Every line holding "JSON" should be copied from the records below.
==== Exercise data
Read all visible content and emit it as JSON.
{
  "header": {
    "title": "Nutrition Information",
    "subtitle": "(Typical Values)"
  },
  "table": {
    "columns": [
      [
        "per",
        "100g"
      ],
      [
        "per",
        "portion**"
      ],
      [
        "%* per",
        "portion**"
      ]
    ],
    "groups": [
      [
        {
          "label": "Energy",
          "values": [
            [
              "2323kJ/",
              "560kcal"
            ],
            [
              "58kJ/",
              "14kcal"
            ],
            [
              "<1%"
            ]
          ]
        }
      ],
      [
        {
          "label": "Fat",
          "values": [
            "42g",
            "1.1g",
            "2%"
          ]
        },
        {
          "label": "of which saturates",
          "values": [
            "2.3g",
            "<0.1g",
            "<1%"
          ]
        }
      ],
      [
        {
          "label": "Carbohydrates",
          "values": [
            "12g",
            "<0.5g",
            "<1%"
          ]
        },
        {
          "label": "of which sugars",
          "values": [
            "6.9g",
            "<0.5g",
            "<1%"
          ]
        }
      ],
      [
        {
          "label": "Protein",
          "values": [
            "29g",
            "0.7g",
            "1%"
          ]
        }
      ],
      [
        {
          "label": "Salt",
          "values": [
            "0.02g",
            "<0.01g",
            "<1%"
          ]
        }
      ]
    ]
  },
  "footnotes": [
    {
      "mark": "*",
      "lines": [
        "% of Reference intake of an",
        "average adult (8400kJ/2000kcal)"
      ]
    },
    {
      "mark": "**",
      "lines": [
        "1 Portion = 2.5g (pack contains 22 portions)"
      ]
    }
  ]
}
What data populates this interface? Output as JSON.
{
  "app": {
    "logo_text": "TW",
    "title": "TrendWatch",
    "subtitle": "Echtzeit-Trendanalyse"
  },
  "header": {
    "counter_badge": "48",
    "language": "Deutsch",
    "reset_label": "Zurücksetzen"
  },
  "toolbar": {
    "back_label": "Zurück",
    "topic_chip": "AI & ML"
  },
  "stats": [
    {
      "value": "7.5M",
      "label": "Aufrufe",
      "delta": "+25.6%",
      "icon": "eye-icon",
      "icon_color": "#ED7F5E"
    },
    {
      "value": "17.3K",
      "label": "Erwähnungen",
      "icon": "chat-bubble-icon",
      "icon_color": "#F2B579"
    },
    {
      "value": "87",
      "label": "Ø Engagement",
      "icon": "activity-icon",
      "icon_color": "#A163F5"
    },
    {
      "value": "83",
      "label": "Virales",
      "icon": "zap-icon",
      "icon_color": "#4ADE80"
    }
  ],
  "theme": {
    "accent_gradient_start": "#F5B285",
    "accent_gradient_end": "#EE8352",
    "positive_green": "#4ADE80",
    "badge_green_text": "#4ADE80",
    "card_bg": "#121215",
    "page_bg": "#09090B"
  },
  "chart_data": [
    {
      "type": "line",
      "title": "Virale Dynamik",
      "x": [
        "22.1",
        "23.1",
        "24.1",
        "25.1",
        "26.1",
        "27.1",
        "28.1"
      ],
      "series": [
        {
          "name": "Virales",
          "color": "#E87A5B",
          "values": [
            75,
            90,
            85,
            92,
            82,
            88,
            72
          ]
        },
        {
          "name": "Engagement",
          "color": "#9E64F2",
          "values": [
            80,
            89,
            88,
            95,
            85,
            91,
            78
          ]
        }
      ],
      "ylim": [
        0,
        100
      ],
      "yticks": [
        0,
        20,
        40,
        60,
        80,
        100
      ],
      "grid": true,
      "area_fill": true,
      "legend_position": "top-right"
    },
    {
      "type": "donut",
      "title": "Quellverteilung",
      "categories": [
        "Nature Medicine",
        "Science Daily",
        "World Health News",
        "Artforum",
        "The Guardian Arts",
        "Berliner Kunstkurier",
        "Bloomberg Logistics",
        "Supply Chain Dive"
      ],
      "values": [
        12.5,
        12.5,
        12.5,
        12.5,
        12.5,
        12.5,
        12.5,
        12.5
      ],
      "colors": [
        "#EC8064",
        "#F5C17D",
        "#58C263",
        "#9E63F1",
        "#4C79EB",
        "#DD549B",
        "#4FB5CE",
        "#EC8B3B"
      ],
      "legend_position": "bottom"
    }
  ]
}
========
==== Exercise data
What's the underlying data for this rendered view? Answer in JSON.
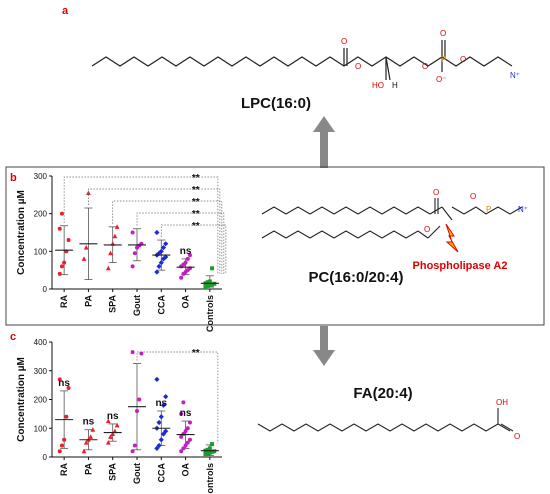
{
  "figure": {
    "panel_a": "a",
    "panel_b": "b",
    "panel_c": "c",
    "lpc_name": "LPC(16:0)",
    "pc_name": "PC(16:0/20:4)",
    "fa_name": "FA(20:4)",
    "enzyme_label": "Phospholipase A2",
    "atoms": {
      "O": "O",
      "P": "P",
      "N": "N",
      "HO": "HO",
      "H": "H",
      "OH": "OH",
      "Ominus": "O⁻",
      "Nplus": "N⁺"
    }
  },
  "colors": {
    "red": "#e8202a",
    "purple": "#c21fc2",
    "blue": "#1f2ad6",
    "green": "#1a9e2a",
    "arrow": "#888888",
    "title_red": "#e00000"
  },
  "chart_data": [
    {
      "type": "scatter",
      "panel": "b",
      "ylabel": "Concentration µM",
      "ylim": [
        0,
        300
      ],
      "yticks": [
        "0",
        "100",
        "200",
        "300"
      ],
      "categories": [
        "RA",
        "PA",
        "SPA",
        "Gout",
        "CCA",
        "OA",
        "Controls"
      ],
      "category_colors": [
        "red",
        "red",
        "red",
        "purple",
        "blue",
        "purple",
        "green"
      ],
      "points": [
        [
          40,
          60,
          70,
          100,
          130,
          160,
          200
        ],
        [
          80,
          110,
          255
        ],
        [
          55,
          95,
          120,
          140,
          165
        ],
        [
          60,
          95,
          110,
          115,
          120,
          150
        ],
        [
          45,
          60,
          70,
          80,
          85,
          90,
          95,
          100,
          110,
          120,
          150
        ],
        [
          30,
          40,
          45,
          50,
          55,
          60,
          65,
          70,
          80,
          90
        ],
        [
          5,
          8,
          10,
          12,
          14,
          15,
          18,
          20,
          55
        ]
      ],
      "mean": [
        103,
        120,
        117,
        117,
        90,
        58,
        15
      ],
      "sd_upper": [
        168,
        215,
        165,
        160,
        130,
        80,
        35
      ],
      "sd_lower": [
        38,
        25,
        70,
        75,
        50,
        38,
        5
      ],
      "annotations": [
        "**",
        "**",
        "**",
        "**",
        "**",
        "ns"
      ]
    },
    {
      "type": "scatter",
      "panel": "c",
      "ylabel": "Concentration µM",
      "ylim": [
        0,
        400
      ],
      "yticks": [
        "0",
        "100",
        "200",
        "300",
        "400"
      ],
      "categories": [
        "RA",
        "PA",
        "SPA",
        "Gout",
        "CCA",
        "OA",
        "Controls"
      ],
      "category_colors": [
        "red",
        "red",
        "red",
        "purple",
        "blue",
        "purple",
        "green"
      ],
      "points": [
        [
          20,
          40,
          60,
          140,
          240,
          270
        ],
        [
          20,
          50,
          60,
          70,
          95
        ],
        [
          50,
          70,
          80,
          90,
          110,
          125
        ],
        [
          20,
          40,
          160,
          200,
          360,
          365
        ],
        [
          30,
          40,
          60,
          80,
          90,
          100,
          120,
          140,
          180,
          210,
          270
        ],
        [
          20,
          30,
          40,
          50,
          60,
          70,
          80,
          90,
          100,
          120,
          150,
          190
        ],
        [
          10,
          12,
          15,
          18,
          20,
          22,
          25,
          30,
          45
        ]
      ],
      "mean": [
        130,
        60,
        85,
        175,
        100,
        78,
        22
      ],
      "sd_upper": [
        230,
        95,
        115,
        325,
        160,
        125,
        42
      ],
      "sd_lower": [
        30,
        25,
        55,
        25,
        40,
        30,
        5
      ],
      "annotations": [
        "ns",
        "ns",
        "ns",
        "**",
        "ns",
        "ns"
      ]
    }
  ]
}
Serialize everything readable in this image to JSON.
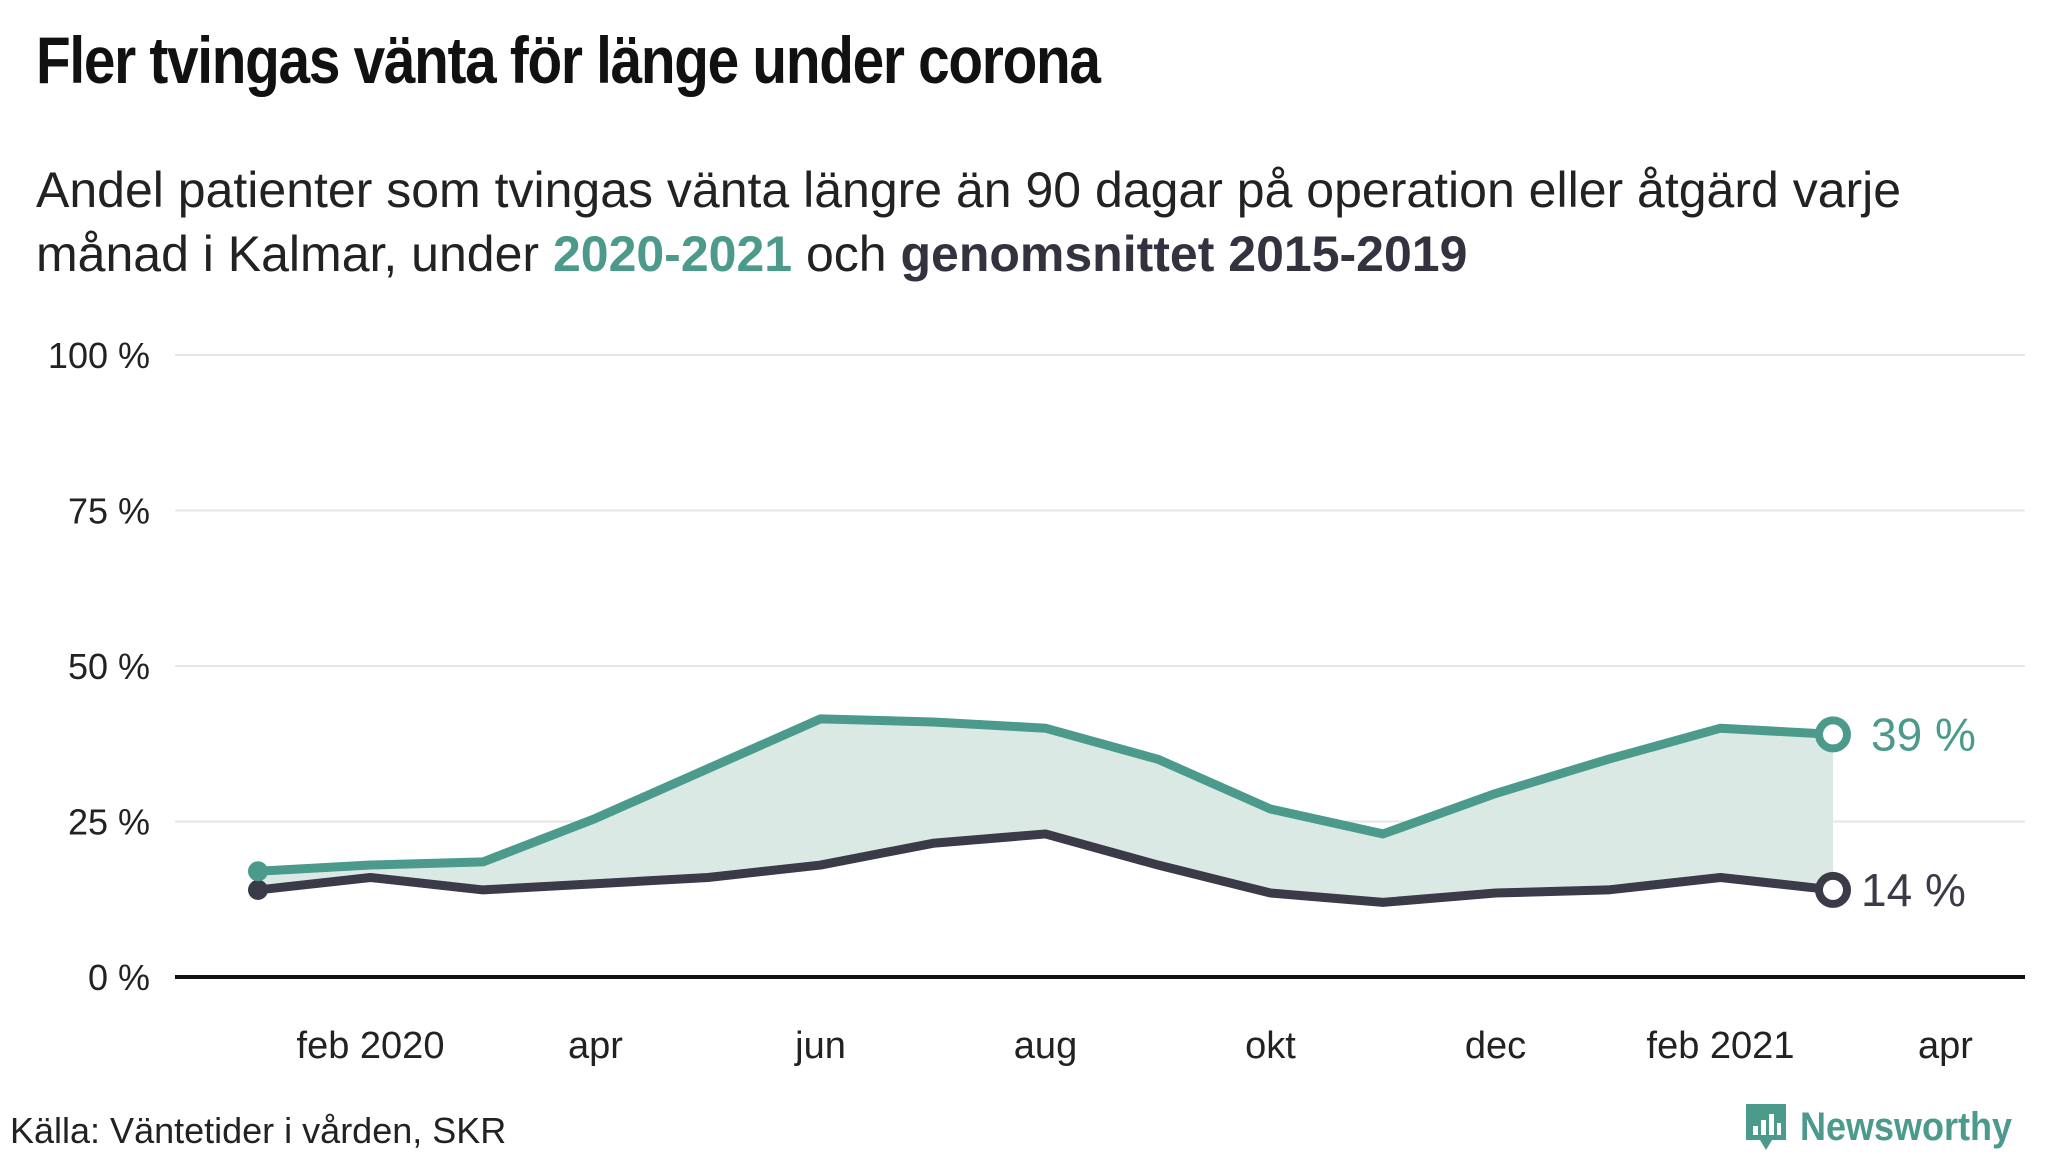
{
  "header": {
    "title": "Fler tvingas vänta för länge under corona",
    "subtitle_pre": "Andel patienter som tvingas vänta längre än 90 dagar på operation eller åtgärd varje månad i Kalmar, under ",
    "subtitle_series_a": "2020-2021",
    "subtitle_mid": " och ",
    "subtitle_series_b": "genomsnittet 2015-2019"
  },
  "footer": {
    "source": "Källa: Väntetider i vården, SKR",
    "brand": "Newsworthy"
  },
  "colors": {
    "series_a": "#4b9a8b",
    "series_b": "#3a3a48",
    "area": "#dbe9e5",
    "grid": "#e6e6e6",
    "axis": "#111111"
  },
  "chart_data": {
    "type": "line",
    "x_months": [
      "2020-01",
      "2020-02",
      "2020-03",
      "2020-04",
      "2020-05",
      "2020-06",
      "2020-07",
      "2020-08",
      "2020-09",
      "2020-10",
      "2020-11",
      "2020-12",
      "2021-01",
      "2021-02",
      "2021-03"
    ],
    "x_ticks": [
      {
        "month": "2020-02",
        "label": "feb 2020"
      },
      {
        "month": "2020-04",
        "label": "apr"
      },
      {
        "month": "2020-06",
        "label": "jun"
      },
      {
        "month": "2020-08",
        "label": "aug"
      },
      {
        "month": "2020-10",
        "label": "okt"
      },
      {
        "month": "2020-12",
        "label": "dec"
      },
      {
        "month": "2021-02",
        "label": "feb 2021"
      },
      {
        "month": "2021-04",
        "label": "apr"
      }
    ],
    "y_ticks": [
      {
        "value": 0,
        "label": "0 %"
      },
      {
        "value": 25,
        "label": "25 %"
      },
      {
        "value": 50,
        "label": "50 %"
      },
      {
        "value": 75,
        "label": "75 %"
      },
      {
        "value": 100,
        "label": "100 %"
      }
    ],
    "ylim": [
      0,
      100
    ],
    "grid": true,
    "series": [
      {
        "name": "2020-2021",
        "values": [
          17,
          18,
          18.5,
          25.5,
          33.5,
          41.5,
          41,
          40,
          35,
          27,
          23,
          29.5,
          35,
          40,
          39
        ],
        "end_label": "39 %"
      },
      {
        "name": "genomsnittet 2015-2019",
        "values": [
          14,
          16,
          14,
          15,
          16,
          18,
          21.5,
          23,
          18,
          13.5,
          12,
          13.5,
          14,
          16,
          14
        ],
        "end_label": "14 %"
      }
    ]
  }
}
========
Task solution:
Read all visible content and emit it as JSON.
What data populates this interface? Output as JSON.
What's the underlying data for this rendered view? Answer in JSON.
Serialize everything readable in this image to JSON.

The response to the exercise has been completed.